Bring together every line in the data that includes "spinal".
%%
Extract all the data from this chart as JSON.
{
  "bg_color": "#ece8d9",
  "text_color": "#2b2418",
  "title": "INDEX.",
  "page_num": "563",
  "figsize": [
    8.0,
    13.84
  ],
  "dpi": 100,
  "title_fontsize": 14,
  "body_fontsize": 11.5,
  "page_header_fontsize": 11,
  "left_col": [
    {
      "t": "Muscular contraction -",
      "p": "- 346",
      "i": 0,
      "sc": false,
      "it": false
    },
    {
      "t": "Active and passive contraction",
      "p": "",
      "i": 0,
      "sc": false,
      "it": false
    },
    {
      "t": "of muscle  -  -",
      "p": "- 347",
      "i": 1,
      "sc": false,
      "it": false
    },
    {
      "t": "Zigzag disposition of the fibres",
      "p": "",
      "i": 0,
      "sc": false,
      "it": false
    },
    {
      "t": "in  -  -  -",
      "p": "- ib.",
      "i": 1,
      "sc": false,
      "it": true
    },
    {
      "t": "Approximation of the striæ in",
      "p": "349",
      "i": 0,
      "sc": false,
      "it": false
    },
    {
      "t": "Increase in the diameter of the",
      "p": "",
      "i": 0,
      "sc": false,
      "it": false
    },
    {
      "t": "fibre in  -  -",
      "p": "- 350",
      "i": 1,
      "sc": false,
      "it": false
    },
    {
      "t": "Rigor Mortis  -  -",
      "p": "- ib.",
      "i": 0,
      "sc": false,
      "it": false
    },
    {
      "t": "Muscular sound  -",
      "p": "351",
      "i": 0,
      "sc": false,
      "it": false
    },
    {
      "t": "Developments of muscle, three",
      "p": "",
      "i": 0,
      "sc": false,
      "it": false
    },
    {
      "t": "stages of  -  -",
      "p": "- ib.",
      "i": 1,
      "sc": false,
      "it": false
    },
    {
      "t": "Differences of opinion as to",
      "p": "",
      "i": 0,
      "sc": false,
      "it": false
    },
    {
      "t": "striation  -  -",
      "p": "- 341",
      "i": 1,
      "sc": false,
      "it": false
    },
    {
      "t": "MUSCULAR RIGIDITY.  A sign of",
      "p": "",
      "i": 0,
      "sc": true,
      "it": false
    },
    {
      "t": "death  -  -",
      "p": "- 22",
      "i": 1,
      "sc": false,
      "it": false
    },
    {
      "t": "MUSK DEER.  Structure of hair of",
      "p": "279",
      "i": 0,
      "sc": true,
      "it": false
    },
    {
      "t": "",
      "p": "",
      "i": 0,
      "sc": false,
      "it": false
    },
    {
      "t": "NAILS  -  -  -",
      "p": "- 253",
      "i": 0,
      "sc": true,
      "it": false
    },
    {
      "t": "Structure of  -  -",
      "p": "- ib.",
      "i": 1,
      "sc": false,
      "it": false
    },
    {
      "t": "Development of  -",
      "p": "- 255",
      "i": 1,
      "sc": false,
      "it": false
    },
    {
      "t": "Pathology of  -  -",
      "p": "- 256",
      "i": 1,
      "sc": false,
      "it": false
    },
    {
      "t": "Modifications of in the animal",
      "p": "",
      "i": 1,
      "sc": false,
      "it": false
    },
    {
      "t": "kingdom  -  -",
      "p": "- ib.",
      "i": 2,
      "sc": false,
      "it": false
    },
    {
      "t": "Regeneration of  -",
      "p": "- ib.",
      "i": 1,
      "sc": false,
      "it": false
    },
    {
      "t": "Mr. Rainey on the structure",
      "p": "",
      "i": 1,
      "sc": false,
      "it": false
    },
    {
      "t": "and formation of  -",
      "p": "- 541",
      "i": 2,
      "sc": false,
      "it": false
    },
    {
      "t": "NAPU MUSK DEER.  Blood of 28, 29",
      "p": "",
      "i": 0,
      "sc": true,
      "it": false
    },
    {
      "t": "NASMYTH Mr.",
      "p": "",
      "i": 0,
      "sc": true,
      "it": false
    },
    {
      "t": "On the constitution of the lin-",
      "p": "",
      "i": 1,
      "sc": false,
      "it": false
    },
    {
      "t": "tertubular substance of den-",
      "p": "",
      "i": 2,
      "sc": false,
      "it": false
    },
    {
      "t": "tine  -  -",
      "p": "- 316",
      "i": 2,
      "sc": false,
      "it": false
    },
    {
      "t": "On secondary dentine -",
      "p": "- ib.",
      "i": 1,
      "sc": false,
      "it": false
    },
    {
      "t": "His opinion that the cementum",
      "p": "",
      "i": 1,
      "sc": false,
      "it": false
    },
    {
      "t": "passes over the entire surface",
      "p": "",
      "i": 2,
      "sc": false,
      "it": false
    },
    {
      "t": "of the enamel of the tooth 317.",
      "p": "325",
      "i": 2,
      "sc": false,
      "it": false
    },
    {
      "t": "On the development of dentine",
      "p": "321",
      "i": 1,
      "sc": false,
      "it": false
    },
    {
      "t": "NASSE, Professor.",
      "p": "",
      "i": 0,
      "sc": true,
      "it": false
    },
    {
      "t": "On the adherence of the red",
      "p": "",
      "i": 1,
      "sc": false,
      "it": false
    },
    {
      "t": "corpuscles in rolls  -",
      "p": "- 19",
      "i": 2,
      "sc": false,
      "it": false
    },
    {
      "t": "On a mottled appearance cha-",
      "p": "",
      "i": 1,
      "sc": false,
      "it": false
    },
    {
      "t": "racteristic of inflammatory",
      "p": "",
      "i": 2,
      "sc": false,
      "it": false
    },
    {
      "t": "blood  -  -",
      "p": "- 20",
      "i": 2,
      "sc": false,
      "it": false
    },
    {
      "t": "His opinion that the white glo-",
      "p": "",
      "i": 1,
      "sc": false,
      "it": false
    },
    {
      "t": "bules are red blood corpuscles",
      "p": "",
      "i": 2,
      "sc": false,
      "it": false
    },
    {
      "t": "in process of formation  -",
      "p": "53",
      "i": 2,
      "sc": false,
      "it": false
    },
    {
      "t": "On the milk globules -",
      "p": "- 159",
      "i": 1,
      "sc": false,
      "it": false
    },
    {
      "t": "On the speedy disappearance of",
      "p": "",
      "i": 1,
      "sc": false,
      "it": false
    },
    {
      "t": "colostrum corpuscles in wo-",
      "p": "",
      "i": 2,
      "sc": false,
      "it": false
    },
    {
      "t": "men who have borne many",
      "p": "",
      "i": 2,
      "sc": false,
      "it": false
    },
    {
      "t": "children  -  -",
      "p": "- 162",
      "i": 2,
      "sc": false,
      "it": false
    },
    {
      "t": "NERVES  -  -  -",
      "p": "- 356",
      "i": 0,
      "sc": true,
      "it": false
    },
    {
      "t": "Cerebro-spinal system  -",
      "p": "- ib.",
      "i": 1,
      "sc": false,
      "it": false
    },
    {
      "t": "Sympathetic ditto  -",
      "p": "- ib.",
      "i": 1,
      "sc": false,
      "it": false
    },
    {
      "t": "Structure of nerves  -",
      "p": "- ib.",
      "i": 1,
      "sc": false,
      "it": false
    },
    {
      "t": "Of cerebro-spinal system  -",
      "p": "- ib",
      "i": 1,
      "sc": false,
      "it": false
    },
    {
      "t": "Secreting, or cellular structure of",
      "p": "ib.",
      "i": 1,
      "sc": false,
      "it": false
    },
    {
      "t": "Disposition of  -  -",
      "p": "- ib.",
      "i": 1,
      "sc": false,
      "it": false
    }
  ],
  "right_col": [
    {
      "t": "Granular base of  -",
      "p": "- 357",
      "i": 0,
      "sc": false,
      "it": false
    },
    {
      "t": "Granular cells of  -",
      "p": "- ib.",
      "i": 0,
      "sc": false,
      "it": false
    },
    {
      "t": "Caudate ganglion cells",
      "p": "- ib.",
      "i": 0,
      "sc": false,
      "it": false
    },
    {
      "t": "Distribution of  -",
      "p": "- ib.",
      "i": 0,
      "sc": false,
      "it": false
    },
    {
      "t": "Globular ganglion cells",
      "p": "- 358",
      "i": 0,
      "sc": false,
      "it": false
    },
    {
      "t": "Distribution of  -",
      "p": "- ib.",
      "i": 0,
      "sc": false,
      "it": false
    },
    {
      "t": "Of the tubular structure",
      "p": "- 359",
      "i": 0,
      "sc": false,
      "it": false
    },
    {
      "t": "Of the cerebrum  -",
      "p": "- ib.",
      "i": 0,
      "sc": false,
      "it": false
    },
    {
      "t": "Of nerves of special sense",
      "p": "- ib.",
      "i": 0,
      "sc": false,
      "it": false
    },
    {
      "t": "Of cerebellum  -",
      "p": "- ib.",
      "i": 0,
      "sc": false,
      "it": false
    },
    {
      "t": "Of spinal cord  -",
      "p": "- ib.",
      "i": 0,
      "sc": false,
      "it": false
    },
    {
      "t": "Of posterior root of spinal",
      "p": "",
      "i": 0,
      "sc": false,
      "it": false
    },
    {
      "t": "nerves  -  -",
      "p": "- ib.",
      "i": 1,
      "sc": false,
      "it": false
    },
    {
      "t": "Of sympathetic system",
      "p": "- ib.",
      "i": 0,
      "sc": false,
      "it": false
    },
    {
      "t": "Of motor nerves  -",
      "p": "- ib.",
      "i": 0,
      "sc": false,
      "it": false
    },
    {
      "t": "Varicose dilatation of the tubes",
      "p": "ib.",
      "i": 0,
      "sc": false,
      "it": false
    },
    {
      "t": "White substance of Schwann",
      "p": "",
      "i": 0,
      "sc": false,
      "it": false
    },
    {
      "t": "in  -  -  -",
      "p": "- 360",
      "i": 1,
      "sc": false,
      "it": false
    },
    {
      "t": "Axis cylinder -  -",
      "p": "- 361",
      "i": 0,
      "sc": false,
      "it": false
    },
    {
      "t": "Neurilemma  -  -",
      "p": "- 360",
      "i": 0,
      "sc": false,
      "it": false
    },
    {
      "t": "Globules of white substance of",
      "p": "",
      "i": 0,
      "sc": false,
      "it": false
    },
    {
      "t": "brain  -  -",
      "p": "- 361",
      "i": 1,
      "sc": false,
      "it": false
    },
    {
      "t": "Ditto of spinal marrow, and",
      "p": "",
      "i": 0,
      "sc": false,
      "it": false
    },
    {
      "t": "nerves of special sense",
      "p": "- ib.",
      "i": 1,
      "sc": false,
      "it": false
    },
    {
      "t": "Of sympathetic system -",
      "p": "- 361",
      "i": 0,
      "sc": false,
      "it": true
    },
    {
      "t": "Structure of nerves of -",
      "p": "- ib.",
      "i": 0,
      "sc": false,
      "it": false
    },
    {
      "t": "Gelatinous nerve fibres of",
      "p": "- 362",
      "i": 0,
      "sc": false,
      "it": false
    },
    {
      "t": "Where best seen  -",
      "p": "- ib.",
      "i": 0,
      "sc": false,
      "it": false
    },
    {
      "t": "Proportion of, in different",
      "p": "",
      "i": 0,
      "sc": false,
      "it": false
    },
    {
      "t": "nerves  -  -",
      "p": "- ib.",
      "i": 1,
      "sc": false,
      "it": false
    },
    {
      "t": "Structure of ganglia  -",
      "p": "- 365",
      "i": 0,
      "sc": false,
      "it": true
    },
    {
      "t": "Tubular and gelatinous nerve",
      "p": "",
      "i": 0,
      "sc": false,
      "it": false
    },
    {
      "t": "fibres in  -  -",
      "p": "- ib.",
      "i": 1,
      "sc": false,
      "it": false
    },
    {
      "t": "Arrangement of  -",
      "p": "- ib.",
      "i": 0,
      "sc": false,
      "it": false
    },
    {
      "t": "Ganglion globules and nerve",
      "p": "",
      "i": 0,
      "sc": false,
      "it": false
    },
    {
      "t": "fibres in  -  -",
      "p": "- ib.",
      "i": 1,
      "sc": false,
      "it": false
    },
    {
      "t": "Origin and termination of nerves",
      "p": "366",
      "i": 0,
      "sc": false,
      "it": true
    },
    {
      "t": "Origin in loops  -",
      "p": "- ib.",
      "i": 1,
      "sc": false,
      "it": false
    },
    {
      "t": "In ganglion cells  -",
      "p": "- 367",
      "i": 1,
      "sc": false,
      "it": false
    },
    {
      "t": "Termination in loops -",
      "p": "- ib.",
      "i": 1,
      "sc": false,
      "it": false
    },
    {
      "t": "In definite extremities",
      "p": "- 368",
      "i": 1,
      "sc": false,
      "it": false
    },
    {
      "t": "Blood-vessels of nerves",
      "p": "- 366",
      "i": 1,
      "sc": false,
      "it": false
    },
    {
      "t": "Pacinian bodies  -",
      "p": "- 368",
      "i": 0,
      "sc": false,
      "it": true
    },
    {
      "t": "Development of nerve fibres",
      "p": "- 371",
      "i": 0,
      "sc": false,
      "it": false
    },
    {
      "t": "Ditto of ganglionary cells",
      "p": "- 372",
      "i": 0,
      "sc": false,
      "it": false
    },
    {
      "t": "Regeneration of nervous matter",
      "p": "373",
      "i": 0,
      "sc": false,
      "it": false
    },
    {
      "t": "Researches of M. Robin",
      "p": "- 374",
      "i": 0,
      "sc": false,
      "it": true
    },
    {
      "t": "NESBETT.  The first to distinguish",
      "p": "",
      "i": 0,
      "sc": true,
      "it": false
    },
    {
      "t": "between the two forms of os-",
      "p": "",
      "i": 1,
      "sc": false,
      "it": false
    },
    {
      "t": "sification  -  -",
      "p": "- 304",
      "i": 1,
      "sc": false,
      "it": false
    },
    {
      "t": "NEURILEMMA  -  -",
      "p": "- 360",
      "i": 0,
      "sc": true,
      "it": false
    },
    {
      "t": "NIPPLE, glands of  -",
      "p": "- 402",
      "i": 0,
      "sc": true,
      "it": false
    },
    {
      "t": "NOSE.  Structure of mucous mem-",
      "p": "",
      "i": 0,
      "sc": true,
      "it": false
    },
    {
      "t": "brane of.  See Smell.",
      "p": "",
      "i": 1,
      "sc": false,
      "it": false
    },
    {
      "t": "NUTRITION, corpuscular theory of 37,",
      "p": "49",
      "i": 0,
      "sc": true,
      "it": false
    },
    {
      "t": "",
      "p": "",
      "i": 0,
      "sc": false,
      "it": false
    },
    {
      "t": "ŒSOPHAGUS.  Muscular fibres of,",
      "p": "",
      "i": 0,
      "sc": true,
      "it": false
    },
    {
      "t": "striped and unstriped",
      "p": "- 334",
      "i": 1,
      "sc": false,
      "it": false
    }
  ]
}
%%
*Answer:*
      "t": "Cerebro-spinal system  -",
      "t": "Of cerebro-spinal system  -",
      "t": "Of spinal cord  -",
      "t": "Of posterior root of spinal",
      "t": "Ditto of spinal marrow, and",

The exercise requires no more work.